**TASK DIRECTIONS:** Return the entries below in their exact form, leaving the pictures out.

**MATERIAL PROVIDED:**
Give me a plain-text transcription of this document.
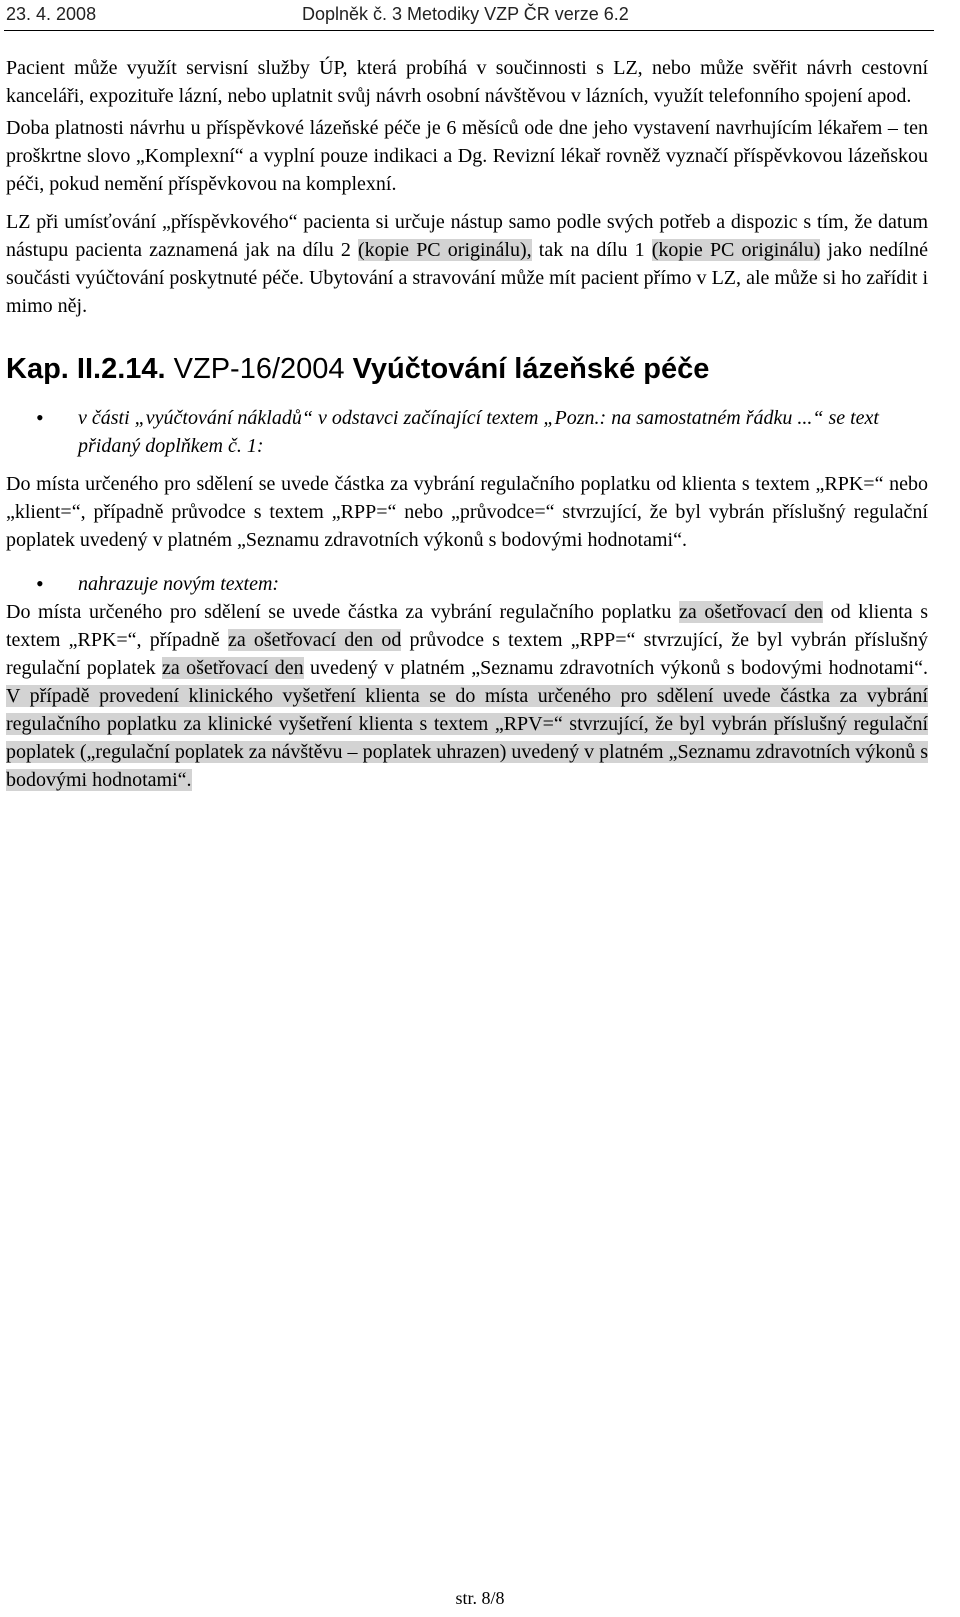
23. 4. 2008	Doplněk č. 3 Metodiky VZP ČR verze 6.2

Pacient může využít servisní služby ÚP, která probíhá v součinnosti s LZ, nebo může svěřit návrh cestovní kanceláři, expozituře lázní, nebo uplatnit svůj návrh osobní návštěvou v lázních, využít telefonního spojení apod.

Doba platnosti návrhu u příspěvkové lázeňské péče je 6 měsíců ode dne jeho vystavení navrhujícím lékařem – ten proškrtne slovo „Komplexní“ a vyplní pouze indikaci a Dg. Revizní lékař rovněž vyznačí příspěvkovou lázeňskou péči, pokud nemění příspěvkovou na komplexní.

LZ při umísťování „příspěvkového“ pacienta si určuje nástup samo podle svých potřeb a dispozic s tím, že datum nástupu pacienta zaznamená jak na dílu 2 (kopie PC originálu), tak na dílu 1 (kopie PC originálu) jako nedílné součásti vyúčtování poskytnuté péče. Ubytování a stravování může mít pacient přímo v LZ, ale může si ho zařídit i mimo něj.

Kap. II.2.14. VZP-16/2004 Vyúčtování lázeňské péče
•	v části „vyúčtování nákladů“ v odstavci začínající textem „Pozn.: na samostatném řádku ...“ se text přidaný doplňkem č. 1:

Do místa určeného pro sdělení se uvede částka za vybrání regulačního poplatku od klienta s textem „RPK=“ nebo „klient=“, případně průvodce s textem „RPP=“ nebo „průvodce=“ stvrzující, že byl vybrán příslušný regulační poplatek uvedený v platném „Seznamu zdravotních výkonů s bodovými hodnotami“.

•	nahrazuje novým textem:

Do místa určeného pro sdělení se uvede částka za vybrání regulačního poplatku za ošetřovací den od klienta s textem „RPK=“, případně za ošetřovací den od průvodce s textem „RPP=“ stvrzující, že byl vybrán příslušný regulační poplatek za ošetřovací den uvedený v platném „Seznamu zdravotních výkonů s bodovými hodnotami“. V případě provedení klinického vyšetření klienta se do místa určeného pro sdělení uvede částka za vybrání regulačního poplatku za klinické vyšetření klienta s textem „RPV=“ stvrzující, že byl vybrán příslušný regulační poplatek („regulační poplatek za návštěvu – poplatek uhrazen) uvedený v platném „Seznamu zdravotních výkonů s bodovými hodnotami“.

str. 8/8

**RESULT:**
Give me a plain-text transcription of this document.
23. 4. 2008	Doplněk č. 3 Metodiky VZP ČR verze 6.2

Pacient může využít servisní služby ÚP, která probíhá v součinnosti s LZ, nebo může svěřit návrh cestovní kanceláři, expozituře lázní, nebo uplatnit svůj návrh osobní návštěvou v lázních, využít telefonního spojení apod.

Doba platnosti návrhu u příspěvkové lázeňské péče je 6 měsíců ode dne jeho vystavení navrhujícím lékařem – ten proškrtne slovo „Komplexní“ a vyplní pouze indikaci a Dg. Revizní lékař rovněž vyznačí příspěvkovou lázeňskou péči, pokud nemění příspěvkovou na komplexní.

LZ při umísťování „příspěvkového“ pacienta si určuje nástup samo podle svých potřeb a dispozic s tím, že datum nástupu pacienta zaznamená jak na dílu 2 (kopie PC originálu), tak na dílu 1 (kopie PC originálu) jako nedílné součásti vyúčtování poskytnuté péče. Ubytování a stravování může mít pacient přímo v LZ, ale může si ho zařídit i mimo něj.

Kap. II.2.14. VZP-16/2004 Vyúčtování lázeňské péče
•	v části „vyúčtování nákladů“ v odstavci začínající textem „Pozn.: na samostatném řádku ...“ se text přidaný doplňkem č. 1:

Do místa určeného pro sdělení se uvede částka za vybrání regulačního poplatku od klienta s textem „RPK=“ nebo „klient=“, případně průvodce s textem „RPP=“ nebo „průvodce=“ stvrzující, že byl vybrán příslušný regulační poplatek uvedený v platném „Seznamu zdravotních výkonů s bodovými hodnotami“.

•	nahrazuje novým textem:

Do místa určeného pro sdělení se uvede částka za vybrání regulačního poplatku za ošetřovací den od klienta s textem „RPK=“, případně za ošetřovací den od průvodce s textem „RPP=“ stvrzující, že byl vybrán příslušný regulační poplatek za ošetřovací den uvedený v platném „Seznamu zdravotních výkonů s bodovými hodnotami“. V případě provedení klinického vyšetření klienta se do místa určeného pro sdělení uvede částka za vybrání regulačního poplatku za klinické vyšetření klienta s textem „RPV=“ stvrzující, že byl vybrán příslušný regulační poplatek („regulační poplatek za návštěvu – poplatek uhrazen) uvedený v platném „Seznamu zdravotních výkonů s bodovými hodnotami“.

str. 8/8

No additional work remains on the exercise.